- Data to process -
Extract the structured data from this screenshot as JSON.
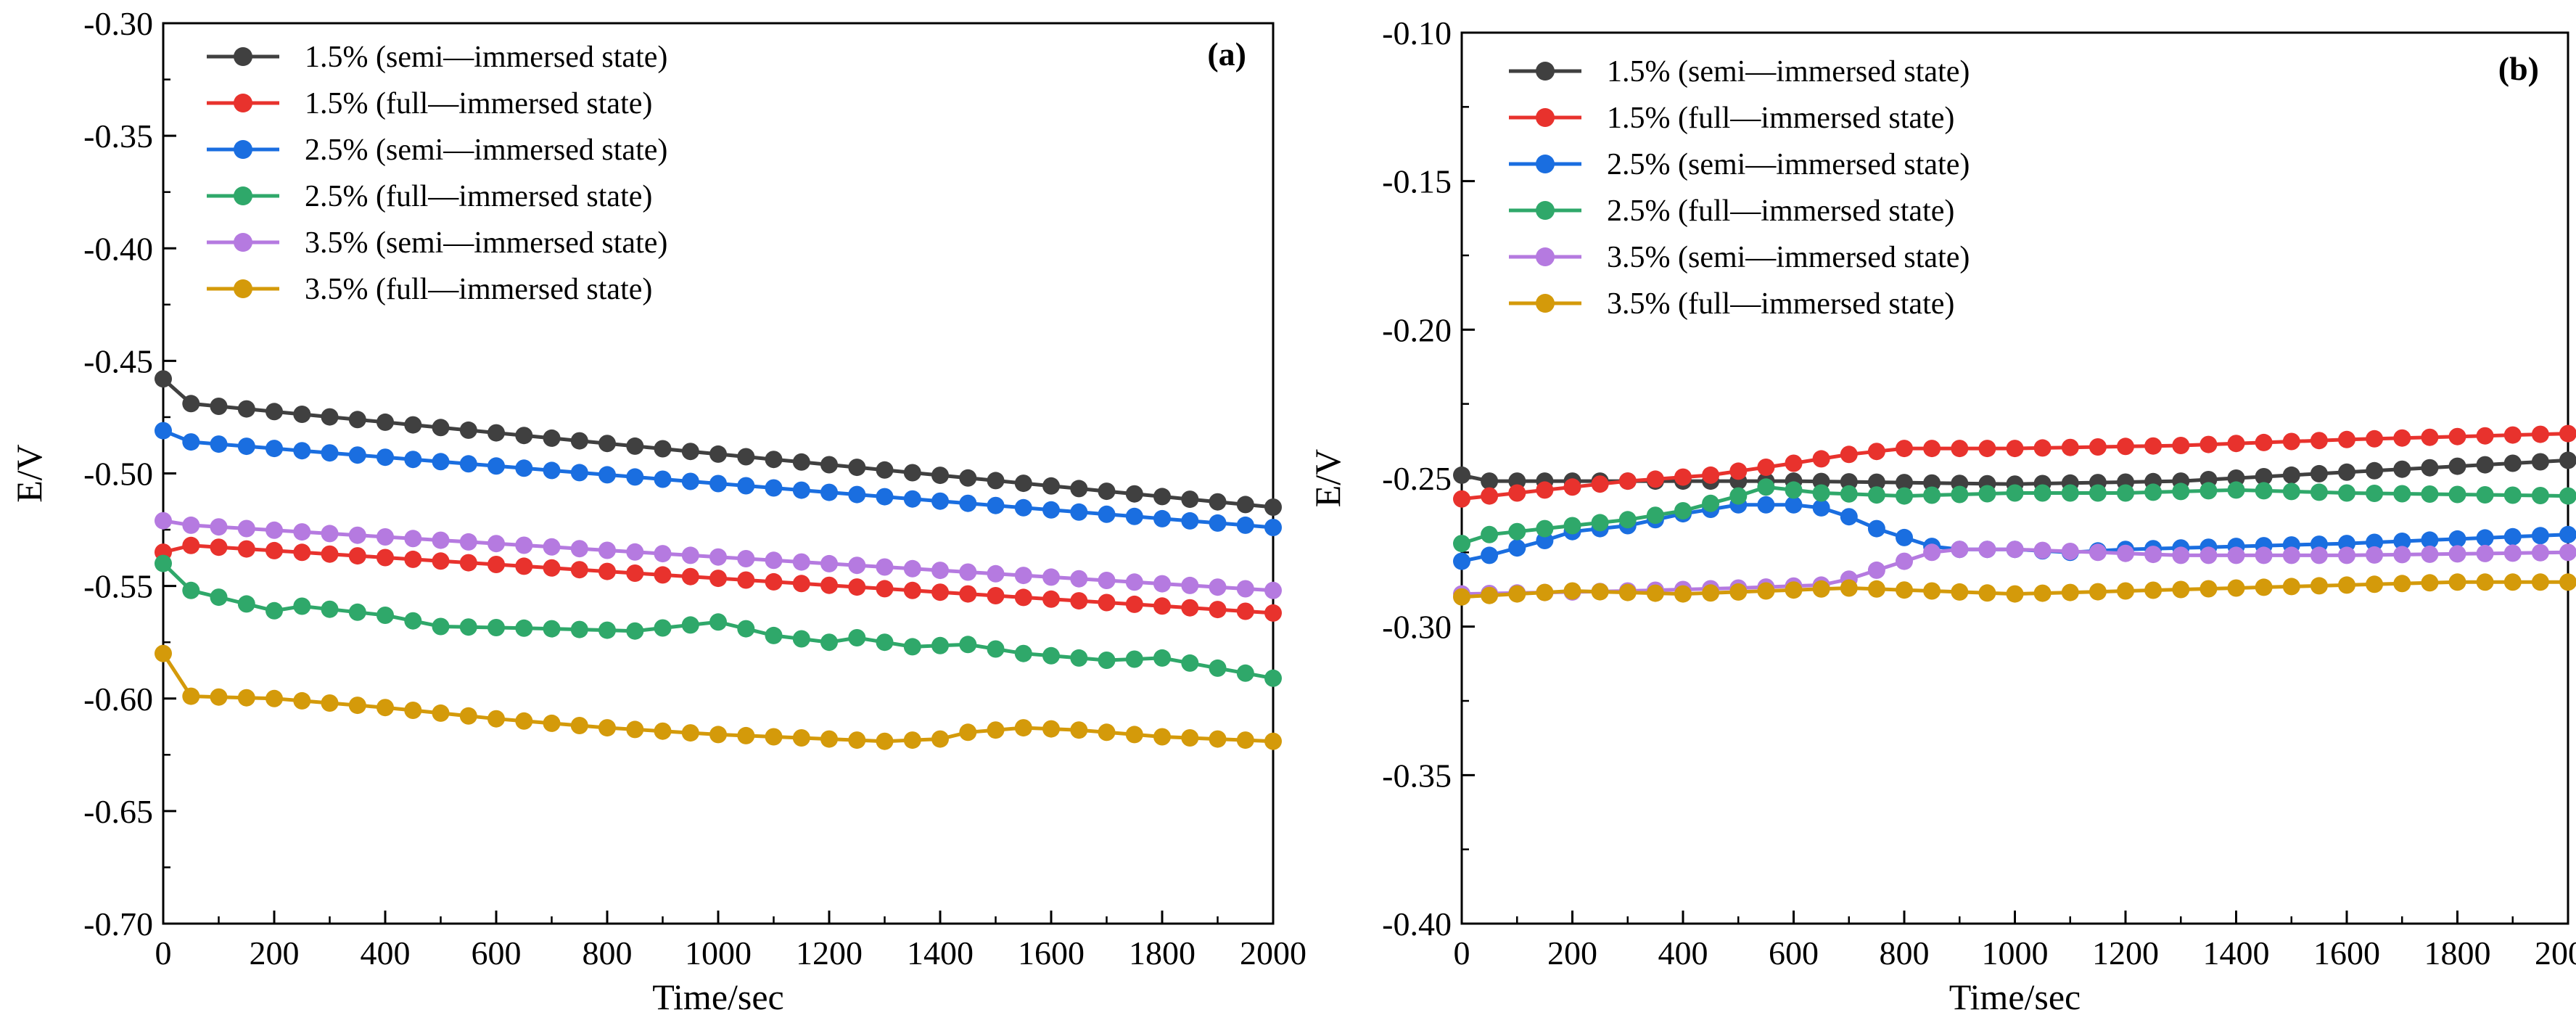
{
  "chart_data": [
    {
      "type": "line",
      "panel_label": "(a)",
      "xlabel": "Time/sec",
      "ylabel": "E/V",
      "xlim": [
        0,
        2000
      ],
      "ylim": [
        -0.7,
        -0.3
      ],
      "xticks": [
        0,
        200,
        400,
        600,
        800,
        1000,
        1200,
        1400,
        1600,
        1800,
        2000
      ],
      "xtick_labels": [
        "0",
        "200",
        "400",
        "600",
        "800",
        "1000",
        "1200",
        "1400",
        "1600",
        "1800",
        "2000"
      ],
      "yticks": [
        -0.3,
        -0.35,
        -0.4,
        -0.45,
        -0.5,
        -0.55,
        -0.6,
        -0.65,
        -0.7
      ],
      "ytick_labels": [
        "-0.30",
        "-0.35",
        "-0.40",
        "-0.45",
        "-0.50",
        "-0.55",
        "-0.60",
        "-0.65",
        "-0.70"
      ],
      "legend_position": "top-left",
      "series": [
        {
          "name": "1.5% (semi—immersed state)",
          "color": "#404040",
          "x": [
            0,
            50,
            2000
          ],
          "values": [
            -0.458,
            -0.469,
            -0.515
          ]
        },
        {
          "name": "1.5% (full—immersed state)",
          "color": "#e8322d",
          "x": [
            0,
            50,
            2000
          ],
          "values": [
            -0.535,
            -0.532,
            -0.562
          ]
        },
        {
          "name": "2.5% (semi—immersed state)",
          "color": "#1a6ee0",
          "x": [
            0,
            50,
            2000
          ],
          "values": [
            -0.481,
            -0.486,
            -0.524
          ]
        },
        {
          "name": "2.5% (full—immersed state)",
          "color": "#2fa86a",
          "x": [
            0,
            50,
            200,
            250,
            400,
            500,
            700,
            850,
            1000,
            1100,
            1200,
            1250,
            1350,
            1450,
            1550,
            1700,
            1800,
            2000
          ],
          "values": [
            -0.54,
            -0.552,
            -0.561,
            -0.559,
            -0.563,
            -0.568,
            -0.569,
            -0.57,
            -0.566,
            -0.572,
            -0.575,
            -0.573,
            -0.577,
            -0.576,
            -0.58,
            -0.583,
            -0.582,
            -0.591
          ]
        },
        {
          "name": "3.5% (semi—immersed state)",
          "color": "#b57ae0",
          "x": [
            0,
            50,
            2000
          ],
          "values": [
            -0.521,
            -0.523,
            -0.552
          ]
        },
        {
          "name": "3.5% (full—immersed state)",
          "color": "#d49a0a",
          "x": [
            0,
            50,
            200,
            400,
            600,
            800,
            1000,
            1200,
            1300,
            1400,
            1450,
            1550,
            1650,
            1800,
            2000
          ],
          "values": [
            -0.58,
            -0.599,
            -0.6,
            -0.604,
            -0.609,
            -0.613,
            -0.616,
            -0.618,
            -0.619,
            -0.618,
            -0.615,
            -0.613,
            -0.614,
            -0.617,
            -0.619
          ]
        }
      ]
    },
    {
      "type": "line",
      "panel_label": "(b)",
      "xlabel": "Time/sec",
      "ylabel": "E/V",
      "xlim": [
        0,
        2000
      ],
      "ylim": [
        -0.4,
        -0.1
      ],
      "xticks": [
        0,
        200,
        400,
        600,
        800,
        1000,
        1200,
        1400,
        1600,
        1800,
        2000
      ],
      "xtick_labels": [
        "0",
        "200",
        "400",
        "600",
        "800",
        "1000",
        "1200",
        "1400",
        "1600",
        "1800",
        "2000"
      ],
      "yticks": [
        -0.1,
        -0.15,
        -0.2,
        -0.25,
        -0.3,
        -0.35,
        -0.4
      ],
      "ytick_labels": [
        "-0.10",
        "-0.15",
        "-0.20",
        "-0.25",
        "-0.30",
        "-0.35",
        "-0.40"
      ],
      "legend_position": "top-left",
      "series": [
        {
          "name": "1.5% (semi—immersed state)",
          "color": "#404040",
          "x": [
            0,
            50,
            300,
            600,
            1000,
            1300,
            1600,
            2000
          ],
          "values": [
            -0.249,
            -0.251,
            -0.251,
            -0.251,
            -0.252,
            -0.251,
            -0.248,
            -0.244
          ]
        },
        {
          "name": "1.5% (full—immersed state)",
          "color": "#e8322d",
          "x": [
            0,
            100,
            300,
            450,
            600,
            700,
            800,
            1000,
            1300,
            1600,
            2000
          ],
          "values": [
            -0.257,
            -0.255,
            -0.251,
            -0.249,
            -0.245,
            -0.242,
            -0.24,
            -0.24,
            -0.239,
            -0.237,
            -0.235
          ]
        },
        {
          "name": "2.5% (semi—immersed state)",
          "color": "#1a6ee0",
          "x": [
            0,
            50,
            150,
            200,
            300,
            400,
            500,
            600,
            650,
            700,
            750,
            800,
            850,
            900,
            1000,
            1100,
            1200,
            1400,
            1600,
            2000
          ],
          "values": [
            -0.278,
            -0.276,
            -0.271,
            -0.268,
            -0.266,
            -0.262,
            -0.259,
            -0.259,
            -0.26,
            -0.263,
            -0.267,
            -0.27,
            -0.273,
            -0.274,
            -0.274,
            -0.275,
            -0.274,
            -0.273,
            -0.272,
            -0.269
          ]
        },
        {
          "name": "2.5% (full—immersed state)",
          "color": "#2fa86a",
          "x": [
            0,
            50,
            150,
            300,
            400,
            500,
            550,
            650,
            800,
            1000,
            1200,
            1400,
            1600,
            2000
          ],
          "values": [
            -0.272,
            -0.269,
            -0.267,
            -0.264,
            -0.261,
            -0.256,
            -0.253,
            -0.255,
            -0.256,
            -0.255,
            -0.255,
            -0.254,
            -0.255,
            -0.256
          ]
        },
        {
          "name": "3.5% (semi—immersed state)",
          "color": "#b57ae0",
          "x": [
            0,
            300,
            500,
            650,
            700,
            750,
            800,
            850,
            900,
            1000,
            1300,
            1600,
            2000
          ],
          "values": [
            -0.289,
            -0.288,
            -0.287,
            -0.286,
            -0.284,
            -0.281,
            -0.278,
            -0.275,
            -0.274,
            -0.274,
            -0.276,
            -0.276,
            -0.275
          ]
        },
        {
          "name": "3.5% (full—immersed state)",
          "color": "#d49a0a",
          "x": [
            0,
            200,
            400,
            700,
            1000,
            1400,
            1800,
            2000
          ],
          "values": [
            -0.29,
            -0.288,
            -0.289,
            -0.287,
            -0.289,
            -0.287,
            -0.285,
            -0.285
          ]
        }
      ]
    }
  ]
}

- Work instructions -
Images in the records should not be copied. Repeat all the rest exactly.

- Task response -
Extract the structured data from this screenshot as JSON.
{
  "chart_data": [
    {
      "type": "line",
      "panel_label": "(a)",
      "xlabel": "Time/sec",
      "ylabel": "E/V",
      "xlim": [
        0,
        2000
      ],
      "ylim": [
        -0.7,
        -0.3
      ],
      "xticks": [
        0,
        200,
        400,
        600,
        800,
        1000,
        1200,
        1400,
        1600,
        1800,
        2000
      ],
      "xtick_labels": [
        "0",
        "200",
        "400",
        "600",
        "800",
        "1000",
        "1200",
        "1400",
        "1600",
        "1800",
        "2000"
      ],
      "yticks": [
        -0.3,
        -0.35,
        -0.4,
        -0.45,
        -0.5,
        -0.55,
        -0.6,
        -0.65,
        -0.7
      ],
      "ytick_labels": [
        "-0.30",
        "-0.35",
        "-0.40",
        "-0.45",
        "-0.50",
        "-0.55",
        "-0.60",
        "-0.65",
        "-0.70"
      ],
      "legend_position": "top-left",
      "series": [
        {
          "name": "1.5% (semi—immersed state)",
          "color": "#404040",
          "x": [
            0,
            50,
            2000
          ],
          "values": [
            -0.458,
            -0.469,
            -0.515
          ]
        },
        {
          "name": "1.5% (full—immersed state)",
          "color": "#e8322d",
          "x": [
            0,
            50,
            2000
          ],
          "values": [
            -0.535,
            -0.532,
            -0.562
          ]
        },
        {
          "name": "2.5% (semi—immersed state)",
          "color": "#1a6ee0",
          "x": [
            0,
            50,
            2000
          ],
          "values": [
            -0.481,
            -0.486,
            -0.524
          ]
        },
        {
          "name": "2.5% (full—immersed state)",
          "color": "#2fa86a",
          "x": [
            0,
            50,
            200,
            250,
            400,
            500,
            700,
            850,
            1000,
            1100,
            1200,
            1250,
            1350,
            1450,
            1550,
            1700,
            1800,
            2000
          ],
          "values": [
            -0.54,
            -0.552,
            -0.561,
            -0.559,
            -0.563,
            -0.568,
            -0.569,
            -0.57,
            -0.566,
            -0.572,
            -0.575,
            -0.573,
            -0.577,
            -0.576,
            -0.58,
            -0.583,
            -0.582,
            -0.591
          ]
        },
        {
          "name": "3.5% (semi—immersed state)",
          "color": "#b57ae0",
          "x": [
            0,
            50,
            2000
          ],
          "values": [
            -0.521,
            -0.523,
            -0.552
          ]
        },
        {
          "name": "3.5% (full—immersed state)",
          "color": "#d49a0a",
          "x": [
            0,
            50,
            200,
            400,
            600,
            800,
            1000,
            1200,
            1300,
            1400,
            1450,
            1550,
            1650,
            1800,
            2000
          ],
          "values": [
            -0.58,
            -0.599,
            -0.6,
            -0.604,
            -0.609,
            -0.613,
            -0.616,
            -0.618,
            -0.619,
            -0.618,
            -0.615,
            -0.613,
            -0.614,
            -0.617,
            -0.619
          ]
        }
      ]
    },
    {
      "type": "line",
      "panel_label": "(b)",
      "xlabel": "Time/sec",
      "ylabel": "E/V",
      "xlim": [
        0,
        2000
      ],
      "ylim": [
        -0.4,
        -0.1
      ],
      "xticks": [
        0,
        200,
        400,
        600,
        800,
        1000,
        1200,
        1400,
        1600,
        1800,
        2000
      ],
      "xtick_labels": [
        "0",
        "200",
        "400",
        "600",
        "800",
        "1000",
        "1200",
        "1400",
        "1600",
        "1800",
        "2000"
      ],
      "yticks": [
        -0.1,
        -0.15,
        -0.2,
        -0.25,
        -0.3,
        -0.35,
        -0.4
      ],
      "ytick_labels": [
        "-0.10",
        "-0.15",
        "-0.20",
        "-0.25",
        "-0.30",
        "-0.35",
        "-0.40"
      ],
      "legend_position": "top-left",
      "series": [
        {
          "name": "1.5% (semi—immersed state)",
          "color": "#404040",
          "x": [
            0,
            50,
            300,
            600,
            1000,
            1300,
            1600,
            2000
          ],
          "values": [
            -0.249,
            -0.251,
            -0.251,
            -0.251,
            -0.252,
            -0.251,
            -0.248,
            -0.244
          ]
        },
        {
          "name": "1.5% (full—immersed state)",
          "color": "#e8322d",
          "x": [
            0,
            100,
            300,
            450,
            600,
            700,
            800,
            1000,
            1300,
            1600,
            2000
          ],
          "values": [
            -0.257,
            -0.255,
            -0.251,
            -0.249,
            -0.245,
            -0.242,
            -0.24,
            -0.24,
            -0.239,
            -0.237,
            -0.235
          ]
        },
        {
          "name": "2.5% (semi—immersed state)",
          "color": "#1a6ee0",
          "x": [
            0,
            50,
            150,
            200,
            300,
            400,
            500,
            600,
            650,
            700,
            750,
            800,
            850,
            900,
            1000,
            1100,
            1200,
            1400,
            1600,
            2000
          ],
          "values": [
            -0.278,
            -0.276,
            -0.271,
            -0.268,
            -0.266,
            -0.262,
            -0.259,
            -0.259,
            -0.26,
            -0.263,
            -0.267,
            -0.27,
            -0.273,
            -0.274,
            -0.274,
            -0.275,
            -0.274,
            -0.273,
            -0.272,
            -0.269
          ]
        },
        {
          "name": "2.5% (full—immersed state)",
          "color": "#2fa86a",
          "x": [
            0,
            50,
            150,
            300,
            400,
            500,
            550,
            650,
            800,
            1000,
            1200,
            1400,
            1600,
            2000
          ],
          "values": [
            -0.272,
            -0.269,
            -0.267,
            -0.264,
            -0.261,
            -0.256,
            -0.253,
            -0.255,
            -0.256,
            -0.255,
            -0.255,
            -0.254,
            -0.255,
            -0.256
          ]
        },
        {
          "name": "3.5% (semi—immersed state)",
          "color": "#b57ae0",
          "x": [
            0,
            300,
            500,
            650,
            700,
            750,
            800,
            850,
            900,
            1000,
            1300,
            1600,
            2000
          ],
          "values": [
            -0.289,
            -0.288,
            -0.287,
            -0.286,
            -0.284,
            -0.281,
            -0.278,
            -0.275,
            -0.274,
            -0.274,
            -0.276,
            -0.276,
            -0.275
          ]
        },
        {
          "name": "3.5% (full—immersed state)",
          "color": "#d49a0a",
          "x": [
            0,
            200,
            400,
            700,
            1000,
            1400,
            1800,
            2000
          ],
          "values": [
            -0.29,
            -0.288,
            -0.289,
            -0.287,
            -0.289,
            -0.287,
            -0.285,
            -0.285
          ]
        }
      ]
    }
  ]
}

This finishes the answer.